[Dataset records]
-------
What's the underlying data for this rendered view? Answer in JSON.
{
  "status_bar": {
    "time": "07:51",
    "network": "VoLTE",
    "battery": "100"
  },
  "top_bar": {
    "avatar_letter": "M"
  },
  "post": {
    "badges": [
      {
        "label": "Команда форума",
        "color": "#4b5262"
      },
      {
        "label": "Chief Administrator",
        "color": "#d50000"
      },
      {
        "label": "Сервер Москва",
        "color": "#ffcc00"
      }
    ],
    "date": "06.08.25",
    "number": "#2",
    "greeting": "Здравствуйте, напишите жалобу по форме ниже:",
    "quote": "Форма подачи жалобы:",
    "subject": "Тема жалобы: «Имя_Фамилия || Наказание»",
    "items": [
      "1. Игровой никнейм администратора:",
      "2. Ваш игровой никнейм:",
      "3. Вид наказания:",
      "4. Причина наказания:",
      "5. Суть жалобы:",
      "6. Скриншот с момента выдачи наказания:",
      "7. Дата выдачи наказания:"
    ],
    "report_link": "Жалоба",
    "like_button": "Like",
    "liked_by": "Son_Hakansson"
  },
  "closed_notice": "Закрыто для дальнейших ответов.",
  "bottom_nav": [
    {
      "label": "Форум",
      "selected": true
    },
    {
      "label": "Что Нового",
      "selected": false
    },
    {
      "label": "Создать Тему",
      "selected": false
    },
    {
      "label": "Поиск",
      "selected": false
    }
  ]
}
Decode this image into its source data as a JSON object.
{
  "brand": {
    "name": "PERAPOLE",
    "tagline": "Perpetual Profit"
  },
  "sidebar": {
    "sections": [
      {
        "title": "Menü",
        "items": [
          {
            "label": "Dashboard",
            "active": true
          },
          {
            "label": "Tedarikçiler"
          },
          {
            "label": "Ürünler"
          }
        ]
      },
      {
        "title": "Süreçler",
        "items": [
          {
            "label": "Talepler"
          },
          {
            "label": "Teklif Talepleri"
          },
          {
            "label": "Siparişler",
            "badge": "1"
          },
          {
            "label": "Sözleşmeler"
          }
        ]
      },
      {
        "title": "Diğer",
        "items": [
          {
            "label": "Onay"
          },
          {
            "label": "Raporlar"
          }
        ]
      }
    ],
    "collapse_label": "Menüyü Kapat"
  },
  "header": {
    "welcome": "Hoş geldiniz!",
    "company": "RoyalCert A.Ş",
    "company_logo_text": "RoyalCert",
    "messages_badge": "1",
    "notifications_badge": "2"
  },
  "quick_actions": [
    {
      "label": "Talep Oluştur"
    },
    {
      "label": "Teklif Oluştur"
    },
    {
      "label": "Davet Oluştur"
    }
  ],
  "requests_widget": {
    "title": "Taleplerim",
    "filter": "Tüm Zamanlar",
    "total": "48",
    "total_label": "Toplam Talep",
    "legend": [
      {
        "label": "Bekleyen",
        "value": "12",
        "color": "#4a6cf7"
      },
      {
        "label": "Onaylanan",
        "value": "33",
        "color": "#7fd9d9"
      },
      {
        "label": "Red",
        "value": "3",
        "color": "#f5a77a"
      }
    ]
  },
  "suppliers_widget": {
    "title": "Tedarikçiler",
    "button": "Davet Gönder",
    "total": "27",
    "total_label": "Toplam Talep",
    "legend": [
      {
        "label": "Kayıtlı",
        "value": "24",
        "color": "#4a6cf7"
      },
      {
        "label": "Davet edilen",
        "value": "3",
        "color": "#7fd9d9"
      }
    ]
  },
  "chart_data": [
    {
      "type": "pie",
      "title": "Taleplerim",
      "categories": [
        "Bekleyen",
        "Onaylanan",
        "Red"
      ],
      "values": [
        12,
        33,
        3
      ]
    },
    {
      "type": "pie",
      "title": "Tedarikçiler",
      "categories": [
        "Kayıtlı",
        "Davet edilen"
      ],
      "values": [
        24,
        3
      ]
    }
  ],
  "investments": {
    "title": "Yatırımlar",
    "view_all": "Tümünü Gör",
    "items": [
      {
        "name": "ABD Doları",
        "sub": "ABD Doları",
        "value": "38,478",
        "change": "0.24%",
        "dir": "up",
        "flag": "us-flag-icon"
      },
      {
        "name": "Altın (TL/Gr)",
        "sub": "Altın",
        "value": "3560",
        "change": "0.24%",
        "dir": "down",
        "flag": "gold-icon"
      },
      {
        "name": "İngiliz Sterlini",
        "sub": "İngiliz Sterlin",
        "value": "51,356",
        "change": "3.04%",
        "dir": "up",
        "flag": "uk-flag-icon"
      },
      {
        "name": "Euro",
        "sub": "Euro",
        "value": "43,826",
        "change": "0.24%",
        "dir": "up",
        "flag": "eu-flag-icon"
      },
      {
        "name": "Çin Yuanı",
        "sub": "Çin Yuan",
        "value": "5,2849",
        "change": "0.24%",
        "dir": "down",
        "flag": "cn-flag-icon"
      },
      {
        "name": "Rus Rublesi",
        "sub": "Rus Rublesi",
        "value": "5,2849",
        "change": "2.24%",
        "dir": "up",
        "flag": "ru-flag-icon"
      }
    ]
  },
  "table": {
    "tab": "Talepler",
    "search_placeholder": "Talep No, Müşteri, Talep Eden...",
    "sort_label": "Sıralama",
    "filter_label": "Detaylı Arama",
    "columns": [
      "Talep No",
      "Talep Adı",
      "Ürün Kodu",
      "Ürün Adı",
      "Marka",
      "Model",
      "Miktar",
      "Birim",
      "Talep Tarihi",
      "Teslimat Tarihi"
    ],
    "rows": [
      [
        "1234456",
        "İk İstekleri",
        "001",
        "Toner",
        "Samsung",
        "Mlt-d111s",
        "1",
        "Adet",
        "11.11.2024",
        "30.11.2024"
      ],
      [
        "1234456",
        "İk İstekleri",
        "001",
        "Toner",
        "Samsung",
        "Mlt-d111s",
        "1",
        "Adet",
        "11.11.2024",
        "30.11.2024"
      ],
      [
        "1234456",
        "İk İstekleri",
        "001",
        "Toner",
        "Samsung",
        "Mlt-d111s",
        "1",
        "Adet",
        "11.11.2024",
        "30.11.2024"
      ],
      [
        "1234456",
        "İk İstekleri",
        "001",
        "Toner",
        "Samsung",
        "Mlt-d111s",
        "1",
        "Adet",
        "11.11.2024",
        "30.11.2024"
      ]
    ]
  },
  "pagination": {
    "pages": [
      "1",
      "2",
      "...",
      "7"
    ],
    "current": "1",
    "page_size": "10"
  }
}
-------
**What you will do:** Your task is to transcribe the listing above in full, exactly as given.

**Complete answer:**
What's the underlying data for this rendered view? Answer in JSON.
{
  "status_bar": {
    "time": "07:51",
    "network": "VoLTE",
    "battery": "100"
  },
  "top_bar": {
    "avatar_letter": "M"
  },
  "post": {
    "badges": [
      {
        "label": "Команда форума",
        "color": "#4b5262"
      },
      {
        "label": "Chief Administrator",
        "color": "#d50000"
      },
      {
        "label": "Сервер Москва",
        "color": "#ffcc00"
      }
    ],
    "date": "06.08.25",
    "number": "#2",
    "greeting": "Здравствуйте, напишите жалобу по форме ниже:",
    "quote": "Форма подачи жалобы:",
    "subject": "Тема жалобы: «Имя_Фамилия || Наказание»",
    "items": [
      "1. Игровой никнейм администратора:",
      "2. Ваш игровой никнейм:",
      "3. Вид наказания:",
      "4. Причина наказания:",
      "5. Суть жалобы:",
      "6. Скриншот с момента выдачи наказания:",
      "7. Дата выдачи наказания:"
    ],
    "report_link": "Жалоба",
    "like_button": "Like",
    "liked_by": "Son_Hakansson"
  },
  "closed_notice": "Закрыто для дальнейших ответов.",
  "bottom_nav": [
    {
      "label": "Форум",
      "selected": true
    },
    {
      "label": "Что Нового",
      "selected": false
    },
    {
      "label": "Создать Тему",
      "selected": false
    },
    {
      "label": "Поиск",
      "selected": false
    }
  ]
}
Decode this image into its source data as a JSON object.
{
  "brand": {
    "name": "PERAPOLE",
    "tagline": "Perpetual Profit"
  },
  "sidebar": {
    "sections": [
      {
        "title": "Menü",
        "items": [
          {
            "label": "Dashboard",
            "active": true
          },
          {
            "label": "Tedarikçiler"
          },
          {
            "label": "Ürünler"
          }
        ]
      },
      {
        "title": "Süreçler",
        "items": [
          {
            "label": "Talepler"
          },
          {
            "label": "Teklif Talepleri"
          },
          {
            "label": "Siparişler",
            "badge": "1"
          },
          {
            "label": "Sözleşmeler"
          }
        ]
      },
      {
        "title": "Diğer",
        "items": [
          {
            "label": "Onay"
          },
          {
            "label": "Raporlar"
          }
        ]
      }
    ],
    "collapse_label": "Menüyü Kapat"
  },
  "header": {
    "welcome": "Hoş geldiniz!",
    "company": "RoyalCert A.Ş",
    "company_logo_text": "RoyalCert",
    "messages_badge": "1",
    "notifications_badge": "2"
  },
  "quick_actions": [
    {
      "label": "Talep Oluştur"
    },
    {
      "label": "Teklif Oluştur"
    },
    {
      "label": "Davet Oluştur"
    }
  ],
  "requests_widget": {
    "title": "Taleplerim",
    "filter": "Tüm Zamanlar",
    "total": "48",
    "total_label": "Toplam Talep",
    "legend": [
      {
        "label": "Bekleyen",
        "value": "12",
        "color": "#4a6cf7"
      },
      {
        "label": "Onaylanan",
        "value": "33",
        "color": "#7fd9d9"
      },
      {
        "label": "Red",
        "value": "3",
        "color": "#f5a77a"
      }
    ]
  },
  "suppliers_widget": {
    "title": "Tedarikçiler",
    "button": "Davet Gönder",
    "total": "27",
    "total_label": "Toplam Talep",
    "legend": [
      {
        "label": "Kayıtlı",
        "value": "24",
        "color": "#4a6cf7"
      },
      {
        "label": "Davet edilen",
        "value": "3",
        "color": "#7fd9d9"
      }
    ]
  },
  "chart_data": [
    {
      "type": "pie",
      "title": "Taleplerim",
      "categories": [
        "Bekleyen",
        "Onaylanan",
        "Red"
      ],
      "values": [
        12,
        33,
        3
      ]
    },
    {
      "type": "pie",
      "title": "Tedarikçiler",
      "categories": [
        "Kayıtlı",
        "Davet edilen"
      ],
      "values": [
        24,
        3
      ]
    }
  ],
  "investments": {
    "title": "Yatırımlar",
    "view_all": "Tümünü Gör",
    "items": [
      {
        "name": "ABD Doları",
        "sub": "ABD Doları",
        "value": "38,478",
        "change": "0.24%",
        "dir": "up",
        "flag": "us-flag-icon"
      },
      {
        "name": "Altın (TL/Gr)",
        "sub": "Altın",
        "value": "3560",
        "change": "0.24%",
        "dir": "down",
        "flag": "gold-icon"
      },
      {
        "name": "İngiliz Sterlini",
        "sub": "İngiliz Sterlin",
        "value": "51,356",
        "change": "3.04%",
        "dir": "up",
        "flag": "uk-flag-icon"
      },
      {
        "name": "Euro",
        "sub": "Euro",
        "value": "43,826",
        "change": "0.24%",
        "dir": "up",
        "flag": "eu-flag-icon"
      },
      {
        "name": "Çin Yuanı",
        "sub": "Çin Yuan",
        "value": "5,2849",
        "change": "0.24%",
        "dir": "down",
        "flag": "cn-flag-icon"
      },
      {
        "name": "Rus Rublesi",
        "sub": "Rus Rublesi",
        "value": "5,2849",
        "change": "2.24%",
        "dir": "up",
        "flag": "ru-flag-icon"
      }
    ]
  },
  "table": {
    "tab": "Talepler",
    "search_placeholder": "Talep No, Müşteri, Talep Eden...",
    "sort_label": "Sıralama",
    "filter_label": "Detaylı Arama",
    "columns": [
      "Talep No",
      "Talep Adı",
      "Ürün Kodu",
      "Ürün Adı",
      "Marka",
      "Model",
      "Miktar",
      "Birim",
      "Talep Tarihi",
      "Teslimat Tarihi"
    ],
    "rows": [
      [
        "1234456",
        "İk İstekleri",
        "001",
        "Toner",
        "Samsung",
        "Mlt-d111s",
        "1",
        "Adet",
        "11.11.2024",
        "30.11.2024"
      ],
      [
        "1234456",
        "İk İstekleri",
        "001",
        "Toner",
        "Samsung",
        "Mlt-d111s",
        "1",
        "Adet",
        "11.11.2024",
        "30.11.2024"
      ],
      [
        "1234456",
        "İk İstekleri",
        "001",
        "Toner",
        "Samsung",
        "Mlt-d111s",
        "1",
        "Adet",
        "11.11.2024",
        "30.11.2024"
      ],
      [
        "1234456",
        "İk İstekleri",
        "001",
        "Toner",
        "Samsung",
        "Mlt-d111s",
        "1",
        "Adet",
        "11.11.2024",
        "30.11.2024"
      ]
    ]
  },
  "pagination": {
    "pages": [
      "1",
      "2",
      "...",
      "7"
    ],
    "current": "1",
    "page_size": "10"
  }
}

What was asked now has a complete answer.